- [Goal of the exercise]:
Repeat every record below exactly, leaving out the pictures.

[START Information provided]

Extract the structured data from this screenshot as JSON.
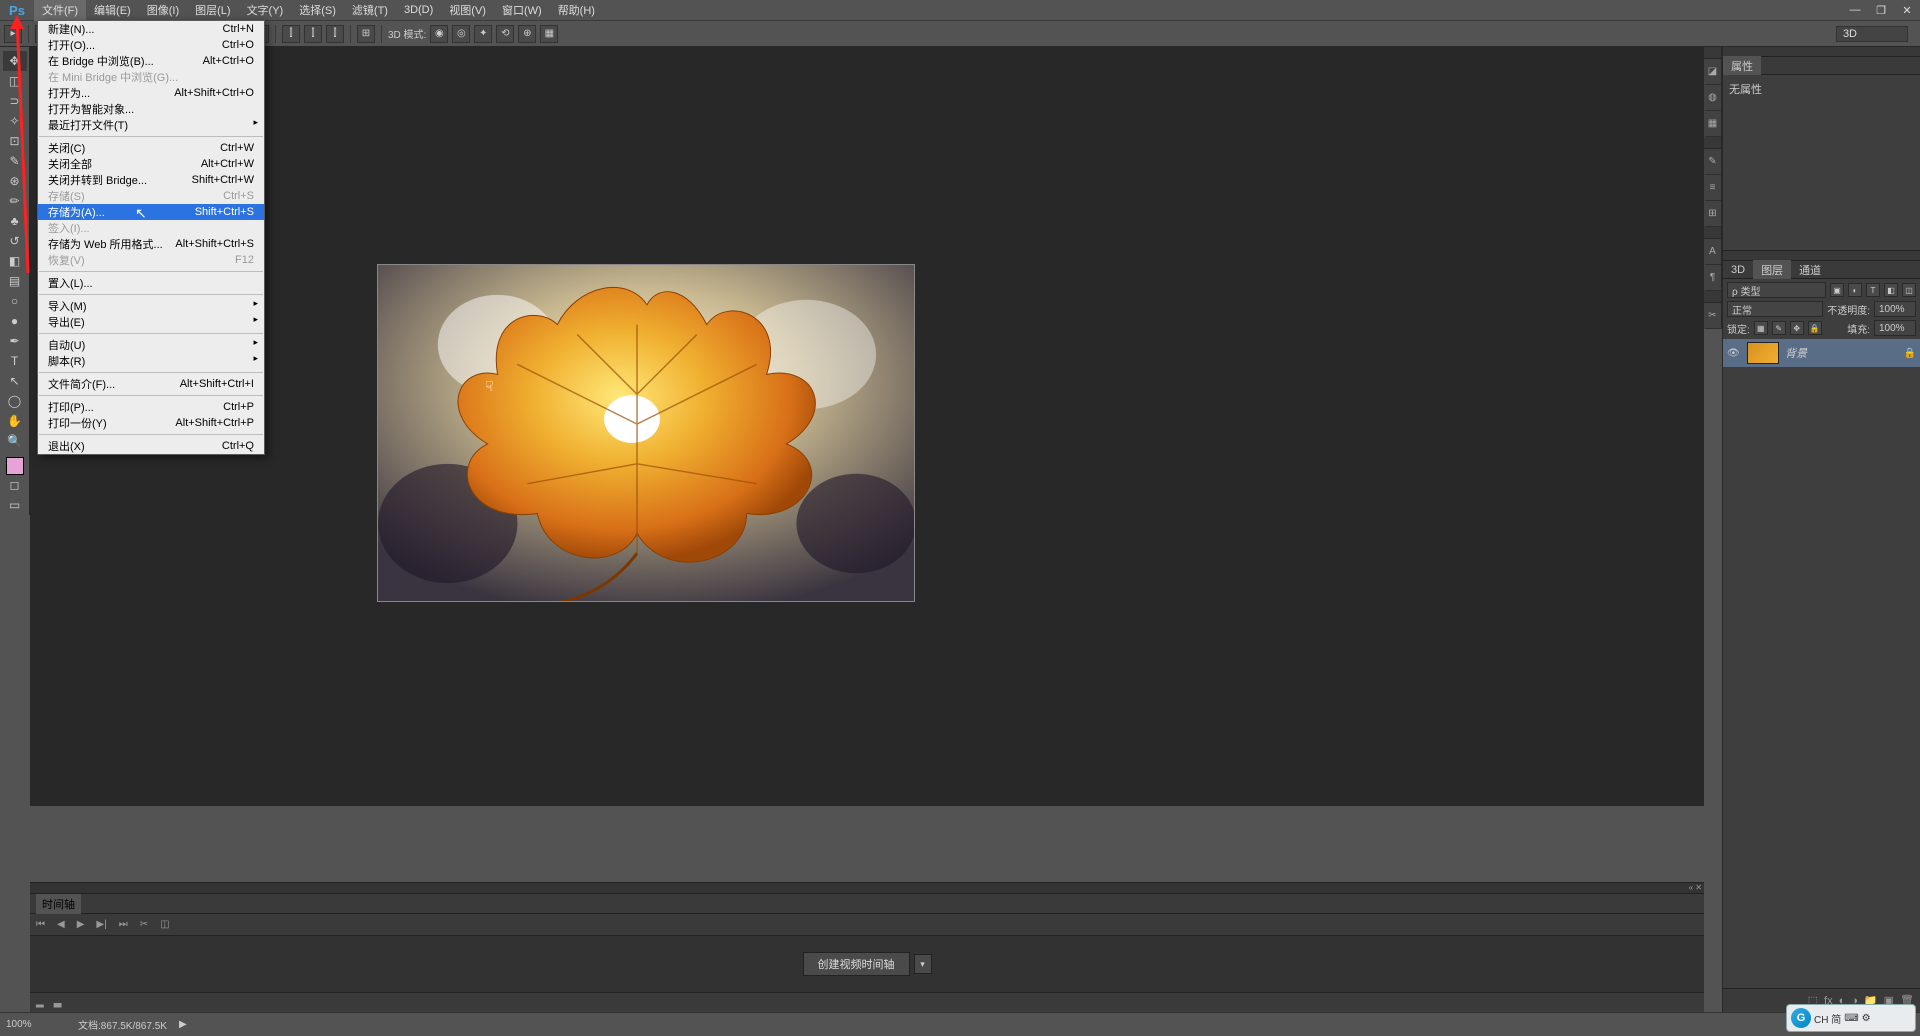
{
  "menubar": {
    "logo": "Ps",
    "items": [
      "文件(F)",
      "编辑(E)",
      "图像(I)",
      "图层(L)",
      "文字(Y)",
      "选择(S)",
      "滤镜(T)",
      "3D(D)",
      "视图(V)",
      "窗口(W)",
      "帮助(H)"
    ],
    "active_index": 0
  },
  "optbar": {
    "mode_label": "3D 模式:",
    "right_select": "3D"
  },
  "dropdown": {
    "groups": [
      [
        {
          "label": "新建(N)...",
          "shortcut": "Ctrl+N",
          "disabled": false
        },
        {
          "label": "打开(O)...",
          "shortcut": "Ctrl+O",
          "disabled": false
        },
        {
          "label": "在 Bridge 中浏览(B)...",
          "shortcut": "Alt+Ctrl+O",
          "disabled": false
        },
        {
          "label": "在 Mini Bridge 中浏览(G)...",
          "shortcut": "",
          "disabled": true
        },
        {
          "label": "打开为...",
          "shortcut": "Alt+Shift+Ctrl+O",
          "disabled": false
        },
        {
          "label": "打开为智能对象...",
          "shortcut": "",
          "disabled": false
        },
        {
          "label": "最近打开文件(T)",
          "shortcut": "",
          "disabled": false,
          "submenu": true
        }
      ],
      [
        {
          "label": "关闭(C)",
          "shortcut": "Ctrl+W",
          "disabled": false
        },
        {
          "label": "关闭全部",
          "shortcut": "Alt+Ctrl+W",
          "disabled": false
        },
        {
          "label": "关闭并转到 Bridge...",
          "shortcut": "Shift+Ctrl+W",
          "disabled": false
        },
        {
          "label": "存储(S)",
          "shortcut": "Ctrl+S",
          "disabled": true
        },
        {
          "label": "存储为(A)...",
          "shortcut": "Shift+Ctrl+S",
          "disabled": false,
          "highlight": true
        },
        {
          "label": "签入(I)...",
          "shortcut": "",
          "disabled": true
        },
        {
          "label": "存储为 Web 所用格式...",
          "shortcut": "Alt+Shift+Ctrl+S",
          "disabled": false
        },
        {
          "label": "恢复(V)",
          "shortcut": "F12",
          "disabled": true
        }
      ],
      [
        {
          "label": "置入(L)...",
          "shortcut": "",
          "disabled": false
        }
      ],
      [
        {
          "label": "导入(M)",
          "shortcut": "",
          "disabled": false,
          "submenu": true
        },
        {
          "label": "导出(E)",
          "shortcut": "",
          "disabled": false,
          "submenu": true
        }
      ],
      [
        {
          "label": "自动(U)",
          "shortcut": "",
          "disabled": false,
          "submenu": true
        },
        {
          "label": "脚本(R)",
          "shortcut": "",
          "disabled": false,
          "submenu": true
        }
      ],
      [
        {
          "label": "文件简介(F)...",
          "shortcut": "Alt+Shift+Ctrl+I",
          "disabled": false
        }
      ],
      [
        {
          "label": "打印(P)...",
          "shortcut": "Ctrl+P",
          "disabled": false
        },
        {
          "label": "打印一份(Y)",
          "shortcut": "Alt+Shift+Ctrl+P",
          "disabled": false
        }
      ],
      [
        {
          "label": "退出(X)",
          "shortcut": "Ctrl+Q",
          "disabled": false
        }
      ]
    ]
  },
  "properties": {
    "tab": "属性",
    "empty": "无属性"
  },
  "layers": {
    "tabs": [
      "3D",
      "图层",
      "通道"
    ],
    "active_tab": 1,
    "filter_label": "ρ 类型",
    "blend": "正常",
    "opacity_label": "不透明度:",
    "opacity_value": "100%",
    "lock_label": "锁定:",
    "fill_label": "填充:",
    "fill_value": "100%",
    "layer_name": "背景"
  },
  "timeline": {
    "tab": "时间轴",
    "button": "创建视频时间轴"
  },
  "status": {
    "zoom": "100%",
    "doc": "文档:867.5K/867.5K"
  },
  "ime": {
    "text": "CH 简"
  }
}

[END Information provided]

- [Solution to this exercise]:
Extract the structured data from this screenshot as JSON.
{
  "menubar": {
    "logo": "Ps",
    "items": [
      "文件(F)",
      "编辑(E)",
      "图像(I)",
      "图层(L)",
      "文字(Y)",
      "选择(S)",
      "滤镜(T)",
      "3D(D)",
      "视图(V)",
      "窗口(W)",
      "帮助(H)"
    ],
    "active_index": 0
  },
  "optbar": {
    "mode_label": "3D 模式:",
    "right_select": "3D"
  },
  "dropdown": {
    "groups": [
      [
        {
          "label": "新建(N)...",
          "shortcut": "Ctrl+N",
          "disabled": false
        },
        {
          "label": "打开(O)...",
          "shortcut": "Ctrl+O",
          "disabled": false
        },
        {
          "label": "在 Bridge 中浏览(B)...",
          "shortcut": "Alt+Ctrl+O",
          "disabled": false
        },
        {
          "label": "在 Mini Bridge 中浏览(G)...",
          "shortcut": "",
          "disabled": true
        },
        {
          "label": "打开为...",
          "shortcut": "Alt+Shift+Ctrl+O",
          "disabled": false
        },
        {
          "label": "打开为智能对象...",
          "shortcut": "",
          "disabled": false
        },
        {
          "label": "最近打开文件(T)",
          "shortcut": "",
          "disabled": false,
          "submenu": true
        }
      ],
      [
        {
          "label": "关闭(C)",
          "shortcut": "Ctrl+W",
          "disabled": false
        },
        {
          "label": "关闭全部",
          "shortcut": "Alt+Ctrl+W",
          "disabled": false
        },
        {
          "label": "关闭并转到 Bridge...",
          "shortcut": "Shift+Ctrl+W",
          "disabled": false
        },
        {
          "label": "存储(S)",
          "shortcut": "Ctrl+S",
          "disabled": true
        },
        {
          "label": "存储为(A)...",
          "shortcut": "Shift+Ctrl+S",
          "disabled": false,
          "highlight": true
        },
        {
          "label": "签入(I)...",
          "shortcut": "",
          "disabled": true
        },
        {
          "label": "存储为 Web 所用格式...",
          "shortcut": "Alt+Shift+Ctrl+S",
          "disabled": false
        },
        {
          "label": "恢复(V)",
          "shortcut": "F12",
          "disabled": true
        }
      ],
      [
        {
          "label": "置入(L)...",
          "shortcut": "",
          "disabled": false
        }
      ],
      [
        {
          "label": "导入(M)",
          "shortcut": "",
          "disabled": false,
          "submenu": true
        },
        {
          "label": "导出(E)",
          "shortcut": "",
          "disabled": false,
          "submenu": true
        }
      ],
      [
        {
          "label": "自动(U)",
          "shortcut": "",
          "disabled": false,
          "submenu": true
        },
        {
          "label": "脚本(R)",
          "shortcut": "",
          "disabled": false,
          "submenu": true
        }
      ],
      [
        {
          "label": "文件简介(F)...",
          "shortcut": "Alt+Shift+Ctrl+I",
          "disabled": false
        }
      ],
      [
        {
          "label": "打印(P)...",
          "shortcut": "Ctrl+P",
          "disabled": false
        },
        {
          "label": "打印一份(Y)",
          "shortcut": "Alt+Shift+Ctrl+P",
          "disabled": false
        }
      ],
      [
        {
          "label": "退出(X)",
          "shortcut": "Ctrl+Q",
          "disabled": false
        }
      ]
    ]
  },
  "properties": {
    "tab": "属性",
    "empty": "无属性"
  },
  "layers": {
    "tabs": [
      "3D",
      "图层",
      "通道"
    ],
    "active_tab": 1,
    "filter_label": "ρ 类型",
    "blend": "正常",
    "opacity_label": "不透明度:",
    "opacity_value": "100%",
    "lock_label": "锁定:",
    "fill_label": "填充:",
    "fill_value": "100%",
    "layer_name": "背景"
  },
  "timeline": {
    "tab": "时间轴",
    "button": "创建视频时间轴"
  },
  "status": {
    "zoom": "100%",
    "doc": "文档:867.5K/867.5K"
  },
  "ime": {
    "text": "CH 简"
  }
}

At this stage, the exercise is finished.